Data extracted from a collection
........

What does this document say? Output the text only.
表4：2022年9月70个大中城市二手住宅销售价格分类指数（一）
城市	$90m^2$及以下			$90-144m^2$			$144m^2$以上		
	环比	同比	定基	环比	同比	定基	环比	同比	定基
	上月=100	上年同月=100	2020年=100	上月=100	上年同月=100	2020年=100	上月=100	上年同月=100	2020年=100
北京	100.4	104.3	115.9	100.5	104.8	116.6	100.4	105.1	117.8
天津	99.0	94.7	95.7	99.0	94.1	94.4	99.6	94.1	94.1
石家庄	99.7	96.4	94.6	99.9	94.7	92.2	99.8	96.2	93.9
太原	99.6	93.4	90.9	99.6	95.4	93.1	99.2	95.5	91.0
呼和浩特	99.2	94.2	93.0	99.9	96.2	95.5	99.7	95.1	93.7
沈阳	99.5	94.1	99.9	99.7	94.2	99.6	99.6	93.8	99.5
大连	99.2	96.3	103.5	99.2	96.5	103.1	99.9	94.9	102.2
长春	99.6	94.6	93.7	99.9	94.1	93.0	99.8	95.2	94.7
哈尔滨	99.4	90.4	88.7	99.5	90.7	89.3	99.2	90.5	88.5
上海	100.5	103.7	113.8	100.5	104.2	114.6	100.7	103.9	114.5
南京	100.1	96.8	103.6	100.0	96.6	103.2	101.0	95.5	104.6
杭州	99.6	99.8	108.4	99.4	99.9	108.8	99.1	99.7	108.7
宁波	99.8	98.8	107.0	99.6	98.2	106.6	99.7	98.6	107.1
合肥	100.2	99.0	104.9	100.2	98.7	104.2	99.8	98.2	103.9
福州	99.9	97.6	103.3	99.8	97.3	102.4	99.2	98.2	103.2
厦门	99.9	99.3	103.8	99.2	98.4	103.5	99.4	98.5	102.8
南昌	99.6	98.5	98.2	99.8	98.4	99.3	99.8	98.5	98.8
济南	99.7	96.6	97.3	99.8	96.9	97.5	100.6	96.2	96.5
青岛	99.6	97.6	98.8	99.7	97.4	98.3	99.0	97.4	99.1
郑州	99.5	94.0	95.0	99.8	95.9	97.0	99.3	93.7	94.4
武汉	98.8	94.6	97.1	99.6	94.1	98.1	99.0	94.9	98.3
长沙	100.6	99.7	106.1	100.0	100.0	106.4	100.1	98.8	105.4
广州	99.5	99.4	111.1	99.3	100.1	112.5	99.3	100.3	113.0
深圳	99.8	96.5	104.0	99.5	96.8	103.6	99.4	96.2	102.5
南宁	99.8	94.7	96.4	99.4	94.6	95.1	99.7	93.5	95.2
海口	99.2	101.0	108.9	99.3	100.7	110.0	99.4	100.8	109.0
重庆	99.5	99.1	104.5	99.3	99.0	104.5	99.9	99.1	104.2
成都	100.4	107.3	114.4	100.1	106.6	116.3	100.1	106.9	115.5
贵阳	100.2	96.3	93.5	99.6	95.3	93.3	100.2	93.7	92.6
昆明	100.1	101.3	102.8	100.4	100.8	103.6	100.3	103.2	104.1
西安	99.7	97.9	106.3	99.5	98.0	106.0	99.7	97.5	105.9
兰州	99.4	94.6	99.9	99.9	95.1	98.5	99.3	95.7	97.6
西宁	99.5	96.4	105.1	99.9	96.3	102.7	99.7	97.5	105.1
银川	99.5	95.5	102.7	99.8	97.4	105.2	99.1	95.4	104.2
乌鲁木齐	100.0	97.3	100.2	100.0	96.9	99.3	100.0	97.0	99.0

........

Send back every record, precisely as written.

EXERCISE OUTPUT:
What does this document say? Output the text only.
表4：2022年9月70个大中城市二手住宅销售价格分类指数（一）
城市	$90m^2$及以下			$90-144m^2$			$144m^2$以上		
	环比	同比	定基	环比	同比	定基	环比	同比	定基
	上月=100	上年同月=100	2020年=100	上月=100	上年同月=100	2020年=100	上月=100	上年同月=100	2020年=100
北京	100.4	104.3	115.9	100.5	104.8	116.6	100.4	105.1	117.8
天津	99.0	94.7	95.7	99.0	94.1	94.4	99.6	94.1	94.1
石家庄	99.7	96.4	94.6	99.9	94.7	92.2	99.8	96.2	93.9
太原	99.6	93.4	90.9	99.6	95.4	93.1	99.2	95.5	91.0
呼和浩特	99.2	94.2	93.0	99.9	96.2	95.5	99.7	95.1	93.7
沈阳	99.5	94.1	99.9	99.7	94.2	99.6	99.6	93.8	99.5
大连	99.2	96.3	103.5	99.2	96.5	103.1	99.9	94.9	102.2
长春	99.6	94.6	93.7	99.9	94.1	93.0	99.8	95.2	94.7
哈尔滨	99.4	90.4	88.7	99.5	90.7	89.3	99.2	90.5	88.5
上海	100.5	103.7	113.8	100.5	104.2	114.6	100.7	103.9	114.5
南京	100.1	96.8	103.6	100.0	96.6	103.2	101.0	95.5	104.6
杭州	99.6	99.8	108.4	99.4	99.9	108.8	99.1	99.7	108.7
宁波	99.8	98.8	107.0	99.6	98.2	106.6	99.7	98.6	107.1
合肥	100.2	99.0	104.9	100.2	98.7	104.2	99.8	98.2	103.9
福州	99.9	97.6	103.3	99.8	97.3	102.4	99.2	98.2	103.2
厦门	99.9	99.3	103.8	99.2	98.4	103.5	99.4	98.5	102.8
南昌	99.6	98.5	98.2	99.8	98.4	99.3	99.8	98.5	98.8
济南	99.7	96.6	97.3	99.8	96.9	97.5	100.6	96.2	96.5
青岛	99.6	97.6	98.8	99.7	97.4	98.3	99.0	97.4	99.1
郑州	99.5	94.0	95.0	99.8	95.9	97.0	99.3	93.7	94.4
武汉	98.8	94.6	97.1	99.6	94.1	98.1	99.0	94.9	98.3
长沙	100.6	99.7	106.1	100.0	100.0	106.4	100.1	98.8	105.4
广州	99.5	99.4	111.1	99.3	100.1	112.5	99.3	100.3	113.0
深圳	99.8	96.5	104.0	99.5	96.8	103.6	99.4	96.2	102.5
南宁	99.8	94.7	96.4	99.4	94.6	95.1	99.7	93.5	95.2
海口	99.2	101.0	108.9	99.3	100.7	110.0	99.4	100.8	109.0
重庆	99.5	99.1	104.5	99.3	99.0	104.5	99.9	99.1	104.2
成都	100.4	107.3	114.4	100.1	106.6	116.3	100.1	106.9	115.5
贵阳	100.2	96.3	93.5	99.6	95.3	93.3	100.2	93.7	92.6
昆明	100.1	101.3	102.8	100.4	100.8	103.6	100.3	103.2	104.1
西安	99.7	97.9	106.3	99.5	98.0	106.0	99.7	97.5	105.9
兰州	99.4	94.6	99.9	99.9	95.1	98.5	99.3	95.7	97.6
西宁	99.5	96.4	105.1	99.9	96.3	102.7	99.7	97.5	105.1
银川	99.5	95.5	102.7	99.8	97.4	105.2	99.1	95.4	104.2
乌鲁木齐	100.0	97.3	100.2	100.0	96.9	99.3	100.0	97.0	99.0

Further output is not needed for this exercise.